══ Records for this task

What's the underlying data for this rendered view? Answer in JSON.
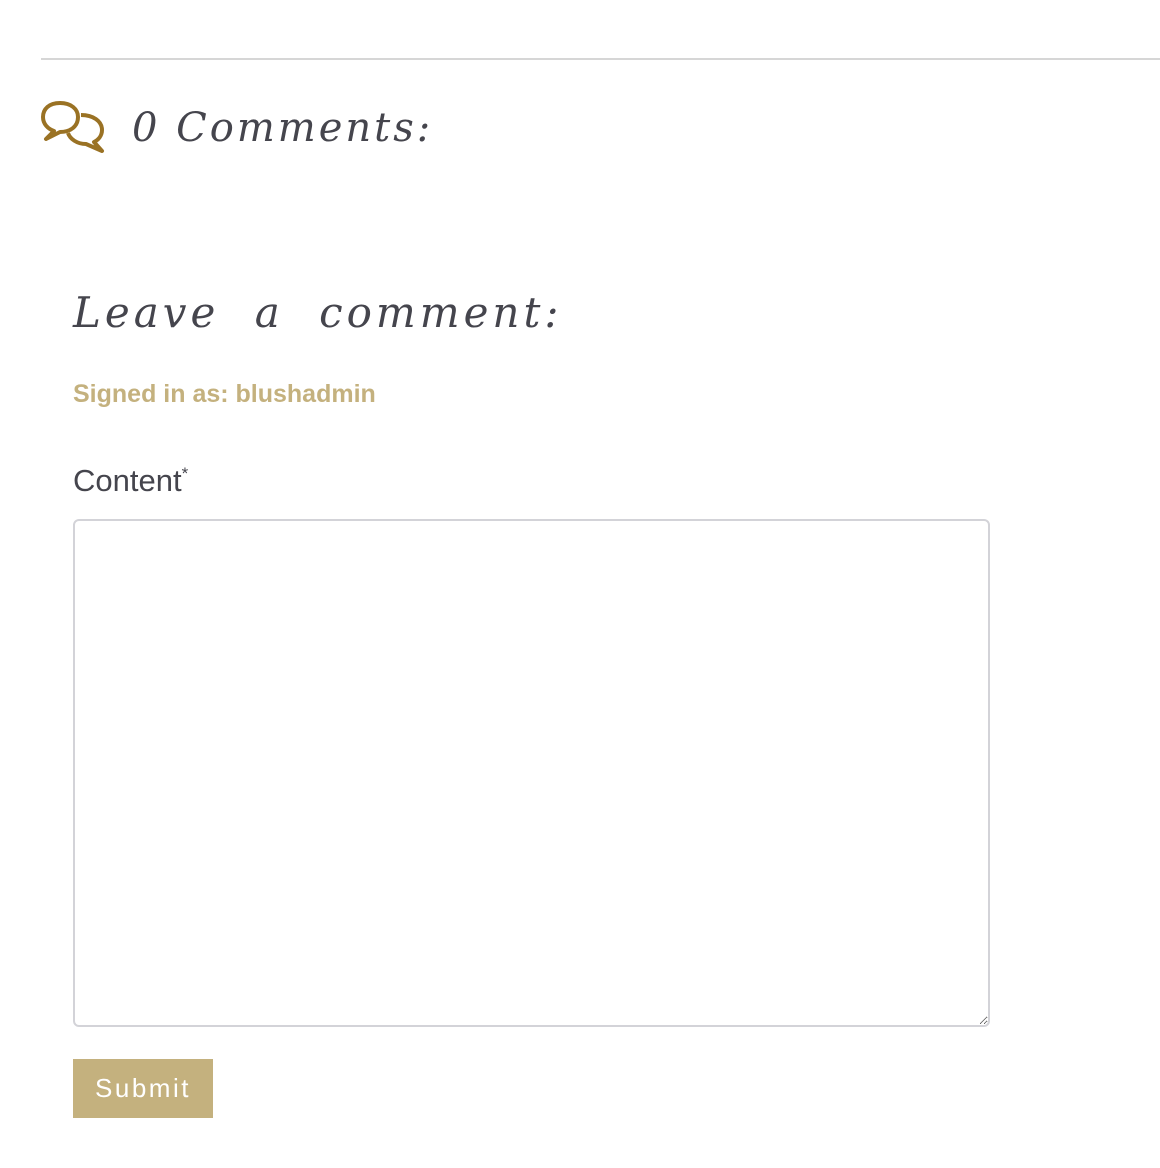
{
  "comments": {
    "icon": "speech-bubbles-icon",
    "count_label": "0 Comments:"
  },
  "form": {
    "title": "Leave a comment:",
    "signed_in_text": "Signed in as: blushadmin",
    "content_label": "Content",
    "required_marker": "*",
    "content_value": "",
    "submit_label": "Submit"
  },
  "colors": {
    "accent": "#c4b17e",
    "icon": "#9a7224",
    "text": "#45454d",
    "divider": "#d6d6d6",
    "input_border": "#d3d3d8"
  }
}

════

- _Brief_: Retype the whole listing exactly and leave the pictures out.

- _Result for this exercise_:
What's the underlying data for this rendered view? Answer in JSON.
{
  "comments": {
    "icon": "speech-bubbles-icon",
    "count_label": "0 Comments:"
  },
  "form": {
    "title": "Leave a comment:",
    "signed_in_text": "Signed in as: blushadmin",
    "content_label": "Content",
    "required_marker": "*",
    "content_value": "",
    "submit_label": "Submit"
  },
  "colors": {
    "accent": "#c4b17e",
    "icon": "#9a7224",
    "text": "#45454d",
    "divider": "#d6d6d6",
    "input_border": "#d3d3d8"
  }
}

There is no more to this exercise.